* [Task objective]: Repeat the records verbatim and leave the pictures out of your copy.
## begin Dataset excerpts
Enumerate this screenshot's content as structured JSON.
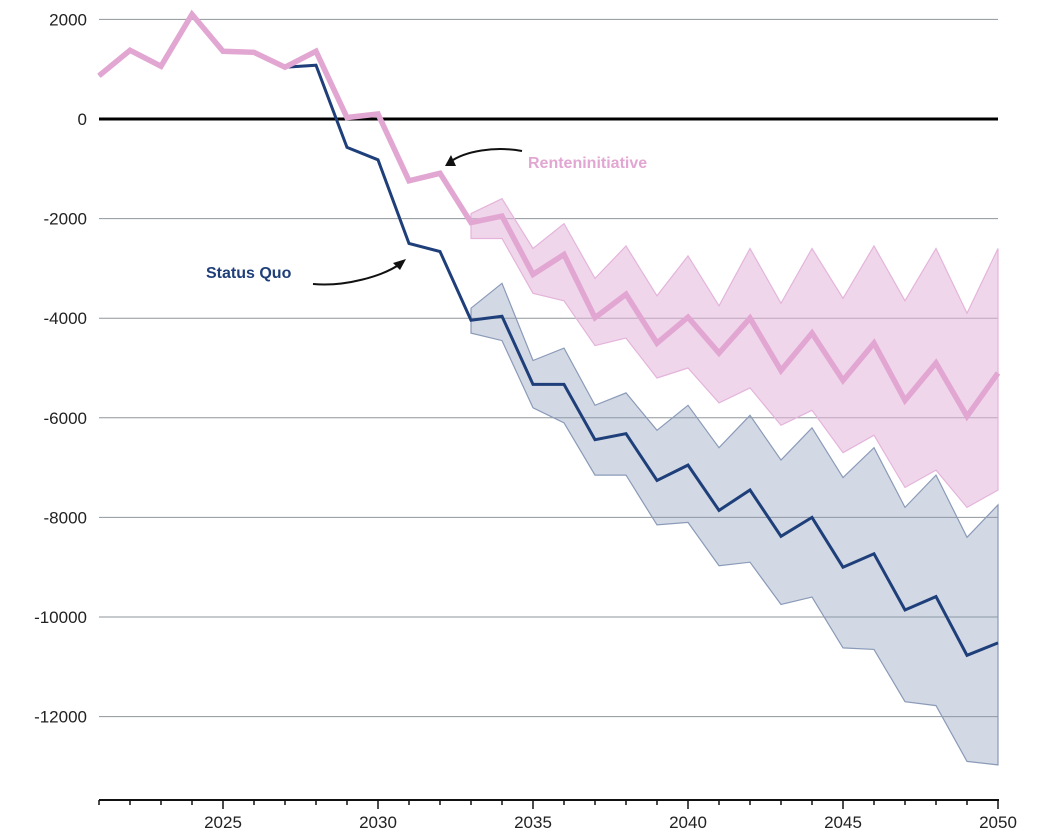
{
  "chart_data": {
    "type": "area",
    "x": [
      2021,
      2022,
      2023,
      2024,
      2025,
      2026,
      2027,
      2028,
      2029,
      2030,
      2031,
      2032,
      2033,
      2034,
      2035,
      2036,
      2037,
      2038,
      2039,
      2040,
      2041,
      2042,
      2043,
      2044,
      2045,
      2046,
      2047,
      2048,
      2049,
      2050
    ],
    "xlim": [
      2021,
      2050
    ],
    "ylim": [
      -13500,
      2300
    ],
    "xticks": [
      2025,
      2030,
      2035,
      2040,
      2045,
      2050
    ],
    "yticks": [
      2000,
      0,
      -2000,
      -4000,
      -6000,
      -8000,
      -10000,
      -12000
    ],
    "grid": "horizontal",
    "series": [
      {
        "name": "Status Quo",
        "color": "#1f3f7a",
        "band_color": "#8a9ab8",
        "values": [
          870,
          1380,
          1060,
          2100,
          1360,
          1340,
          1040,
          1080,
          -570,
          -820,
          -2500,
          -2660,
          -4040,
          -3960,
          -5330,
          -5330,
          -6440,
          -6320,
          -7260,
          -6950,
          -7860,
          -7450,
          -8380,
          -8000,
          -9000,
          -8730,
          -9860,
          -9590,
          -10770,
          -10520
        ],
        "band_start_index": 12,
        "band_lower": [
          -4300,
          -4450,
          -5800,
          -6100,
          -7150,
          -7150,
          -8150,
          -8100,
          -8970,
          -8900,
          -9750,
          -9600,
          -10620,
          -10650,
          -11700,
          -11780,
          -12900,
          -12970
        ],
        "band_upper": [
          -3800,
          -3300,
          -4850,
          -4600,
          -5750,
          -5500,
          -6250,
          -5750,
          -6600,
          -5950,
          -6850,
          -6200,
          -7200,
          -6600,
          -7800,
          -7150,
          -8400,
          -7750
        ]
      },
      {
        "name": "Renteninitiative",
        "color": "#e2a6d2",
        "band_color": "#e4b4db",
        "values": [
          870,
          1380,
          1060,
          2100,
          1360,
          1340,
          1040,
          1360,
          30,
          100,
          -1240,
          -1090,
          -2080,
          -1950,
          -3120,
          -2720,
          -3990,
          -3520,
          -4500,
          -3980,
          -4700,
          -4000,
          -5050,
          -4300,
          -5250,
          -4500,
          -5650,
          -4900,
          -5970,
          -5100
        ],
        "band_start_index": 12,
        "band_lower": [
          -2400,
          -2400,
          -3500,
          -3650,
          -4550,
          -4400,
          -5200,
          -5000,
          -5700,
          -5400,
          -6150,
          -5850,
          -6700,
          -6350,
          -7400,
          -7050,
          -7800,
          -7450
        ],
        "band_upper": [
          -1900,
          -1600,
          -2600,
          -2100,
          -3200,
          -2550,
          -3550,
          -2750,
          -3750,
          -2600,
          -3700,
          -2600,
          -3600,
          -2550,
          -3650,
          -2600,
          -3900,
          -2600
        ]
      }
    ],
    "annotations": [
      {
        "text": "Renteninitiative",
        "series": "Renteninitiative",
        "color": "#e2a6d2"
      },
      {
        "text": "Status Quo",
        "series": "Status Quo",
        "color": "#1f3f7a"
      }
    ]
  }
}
## end Dataset excerpts
* [Reply to the exercise]:
Enumerate this screenshot's content as structured JSON.
{
  "chart_data": {
    "type": "area",
    "x": [
      2021,
      2022,
      2023,
      2024,
      2025,
      2026,
      2027,
      2028,
      2029,
      2030,
      2031,
      2032,
      2033,
      2034,
      2035,
      2036,
      2037,
      2038,
      2039,
      2040,
      2041,
      2042,
      2043,
      2044,
      2045,
      2046,
      2047,
      2048,
      2049,
      2050
    ],
    "xlim": [
      2021,
      2050
    ],
    "ylim": [
      -13500,
      2300
    ],
    "xticks": [
      2025,
      2030,
      2035,
      2040,
      2045,
      2050
    ],
    "yticks": [
      2000,
      0,
      -2000,
      -4000,
      -6000,
      -8000,
      -10000,
      -12000
    ],
    "grid": "horizontal",
    "series": [
      {
        "name": "Status Quo",
        "color": "#1f3f7a",
        "band_color": "#8a9ab8",
        "values": [
          870,
          1380,
          1060,
          2100,
          1360,
          1340,
          1040,
          1080,
          -570,
          -820,
          -2500,
          -2660,
          -4040,
          -3960,
          -5330,
          -5330,
          -6440,
          -6320,
          -7260,
          -6950,
          -7860,
          -7450,
          -8380,
          -8000,
          -9000,
          -8730,
          -9860,
          -9590,
          -10770,
          -10520
        ],
        "band_start_index": 12,
        "band_lower": [
          -4300,
          -4450,
          -5800,
          -6100,
          -7150,
          -7150,
          -8150,
          -8100,
          -8970,
          -8900,
          -9750,
          -9600,
          -10620,
          -10650,
          -11700,
          -11780,
          -12900,
          -12970
        ],
        "band_upper": [
          -3800,
          -3300,
          -4850,
          -4600,
          -5750,
          -5500,
          -6250,
          -5750,
          -6600,
          -5950,
          -6850,
          -6200,
          -7200,
          -6600,
          -7800,
          -7150,
          -8400,
          -7750
        ]
      },
      {
        "name": "Renteninitiative",
        "color": "#e2a6d2",
        "band_color": "#e4b4db",
        "values": [
          870,
          1380,
          1060,
          2100,
          1360,
          1340,
          1040,
          1360,
          30,
          100,
          -1240,
          -1090,
          -2080,
          -1950,
          -3120,
          -2720,
          -3990,
          -3520,
          -4500,
          -3980,
          -4700,
          -4000,
          -5050,
          -4300,
          -5250,
          -4500,
          -5650,
          -4900,
          -5970,
          -5100
        ],
        "band_start_index": 12,
        "band_lower": [
          -2400,
          -2400,
          -3500,
          -3650,
          -4550,
          -4400,
          -5200,
          -5000,
          -5700,
          -5400,
          -6150,
          -5850,
          -6700,
          -6350,
          -7400,
          -7050,
          -7800,
          -7450
        ],
        "band_upper": [
          -1900,
          -1600,
          -2600,
          -2100,
          -3200,
          -2550,
          -3550,
          -2750,
          -3750,
          -2600,
          -3700,
          -2600,
          -3600,
          -2550,
          -3650,
          -2600,
          -3900,
          -2600
        ]
      }
    ],
    "annotations": [
      {
        "text": "Renteninitiative",
        "series": "Renteninitiative",
        "color": "#e2a6d2"
      },
      {
        "text": "Status Quo",
        "series": "Status Quo",
        "color": "#1f3f7a"
      }
    ]
  }
}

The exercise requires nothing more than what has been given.